> [PROBLEM TO SOLVE] Return all lines from the listing below in which the string "name" occurs.

> [GIVEN DATA]
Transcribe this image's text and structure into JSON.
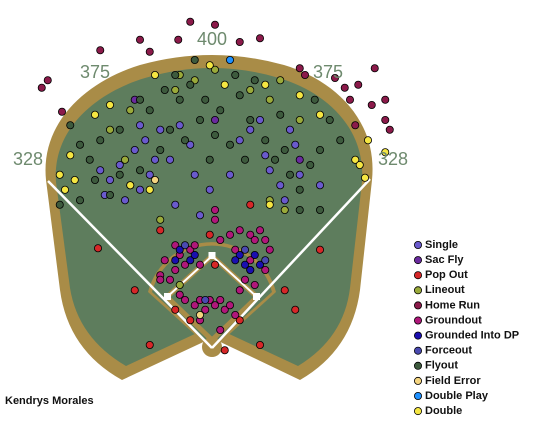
{
  "chart_data": {
    "type": "scatter",
    "title": "Kendrys Morales",
    "fence_labels": [
      328,
      375,
      400,
      375,
      328
    ],
    "series": [
      {
        "name": "Single",
        "color": "#6a5acd",
        "x": [
          -149,
          -136,
          -123,
          -109,
          -103,
          -96,
          -83,
          -76,
          -69,
          -56,
          -43,
          -29,
          -23,
          -3,
          37,
          51,
          71,
          77,
          91,
          104,
          111,
          117,
          -96,
          -89,
          -116,
          24,
          144,
          -143,
          -49,
          -16,
          97,
          64
        ],
        "y": [
          237,
          224,
          244,
          217,
          264,
          211,
          231,
          251,
          291,
          251,
          297,
          271,
          231,
          211,
          277,
          291,
          257,
          237,
          217,
          291,
          271,
          231,
          297,
          277,
          197,
          231,
          217,
          204,
          191,
          177,
          197,
          304
        ]
      },
      {
        "name": "Sac Fly",
        "color": "#6a2a9e",
        "x": [
          -103,
          4,
          117
        ],
        "y": [
          331,
          304,
          251
        ]
      },
      {
        "name": "Pop Out",
        "color": "#d62728",
        "x": [
          -152,
          -103,
          -83,
          -69,
          -3,
          17,
          64,
          97,
          111,
          37,
          -49,
          -29,
          51,
          144,
          4
        ],
        "y": [
          133,
          77,
          4,
          157,
          151,
          -3,
          4,
          77,
          51,
          37,
          51,
          37,
          191,
          131,
          111
        ]
      },
      {
        "name": "Lineout",
        "color": "#9aaa3a",
        "x": [
          -49,
          -23,
          4,
          -43,
          51,
          77,
          91,
          -136,
          -109,
          77,
          97,
          -69,
          -43,
          51,
          117,
          -116
        ],
        "y": [
          344,
          357,
          371,
          364,
          344,
          331,
          357,
          291,
          317,
          197,
          184,
          171,
          84,
          104,
          304,
          251
        ]
      },
      {
        "name": "Home Run",
        "color": "#8b1a4a",
        "x": [
          -227,
          -219,
          -200,
          -149,
          -96,
          -83,
          -45,
          -29,
          4,
          37,
          64,
          117,
          124,
          164,
          177,
          184,
          195,
          217,
          213,
          231,
          237,
          231,
          191
        ],
        "y": [
          347,
          357,
          315,
          397,
          411,
          395,
          411,
          435,
          431,
          408,
          413,
          373,
          364,
          360,
          347,
          331,
          351,
          373,
          324,
          304,
          291,
          331,
          297
        ]
      },
      {
        "name": "Groundout",
        "color": "#b0177a",
        "x": [
          -49,
          -43,
          -36,
          -49,
          -63,
          -56,
          -69,
          -29,
          -23,
          -16,
          4,
          4,
          11,
          24,
          31,
          37,
          51,
          57,
          64,
          71,
          51,
          44,
          57,
          71,
          -16,
          -9,
          -3,
          4,
          11,
          17,
          24,
          31,
          -16,
          -23,
          -36,
          -43,
          -69,
          77,
          37,
          11
        ],
        "y": [
          137,
          124,
          111,
          104,
          117,
          91,
          97,
          131,
          137,
          111,
          184,
          171,
          144,
          151,
          131,
          157,
          151,
          144,
          157,
          144,
          117,
          91,
          84,
          104,
          64,
          51,
          64,
          57,
          64,
          51,
          57,
          44,
          37,
          57,
          64,
          71,
          91,
          131,
          77,
          24
        ]
      },
      {
        "name": "Grounded Into DP",
        "color": "#1a0fb0",
        "x": [
          -43,
          -29,
          37,
          44,
          51,
          57,
          64,
          31,
          -49,
          -23
        ],
        "y": [
          131,
          117,
          124,
          111,
          104,
          124,
          111,
          117,
          117,
          124
        ]
      },
      {
        "name": "Forceout",
        "color": "#4a4ab0",
        "x": [
          -36,
          44,
          71,
          -9
        ],
        "y": [
          137,
          131,
          117,
          64
        ]
      },
      {
        "name": "Flyout",
        "color": "#3d5a3d",
        "x": [
          -189,
          -176,
          -163,
          -149,
          -123,
          -96,
          -83,
          -63,
          -49,
          -43,
          -29,
          -23,
          -16,
          -9,
          4,
          11,
          37,
          51,
          57,
          71,
          84,
          97,
          104,
          117,
          131,
          144,
          157,
          171,
          137,
          91,
          24,
          -36,
          -69,
          -96,
          -123,
          -136,
          -3,
          44,
          117,
          144,
          -156,
          -203,
          -176,
          31,
          -56
        ],
        "y": [
          297,
          271,
          251,
          277,
          291,
          331,
          317,
          344,
          364,
          331,
          351,
          384,
          304,
          331,
          284,
          317,
          337,
          304,
          357,
          277,
          251,
          264,
          231,
          211,
          244,
          264,
          304,
          277,
          331,
          311,
          271,
          277,
          264,
          237,
          231,
          204,
          251,
          251,
          184,
          184,
          224,
          191,
          197,
          364,
          291
        ]
      },
      {
        "name": "Field Error",
        "color": "#f5d580",
        "x": [
          -16,
          -76
        ],
        "y": [
          44,
          224
        ]
      },
      {
        "name": "Double Play",
        "color": "#1e90ff",
        "x": [
          24
        ],
        "y": [
          384
        ]
      },
      {
        "name": "Double",
        "color": "#f5e642",
        "x": [
          -76,
          -3,
          71,
          -136,
          -156,
          -189,
          -203,
          -196,
          -183,
          191,
          197,
          204,
          231,
          208,
          144,
          117,
          -109,
          -83,
          77,
          17
        ],
        "y": [
          364,
          377,
          351,
          324,
          311,
          257,
          231,
          211,
          224,
          251,
          244,
          227,
          261,
          277,
          311,
          337,
          217,
          211,
          191,
          351
        ]
      }
    ]
  }
}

> [RESULT OF THIS TASK]
        "name": "Single",
        "name": "Sac Fly",
        "name": "Pop Out",
        "name": "Lineout",
        "name": "Home Run",
        "name": "Groundout",
        "name": "Grounded Into DP",
        "name": "Forceout",
        "name": "Flyout",
        "name": "Field Error",
        "name": "Double Play",
        "name": "Double",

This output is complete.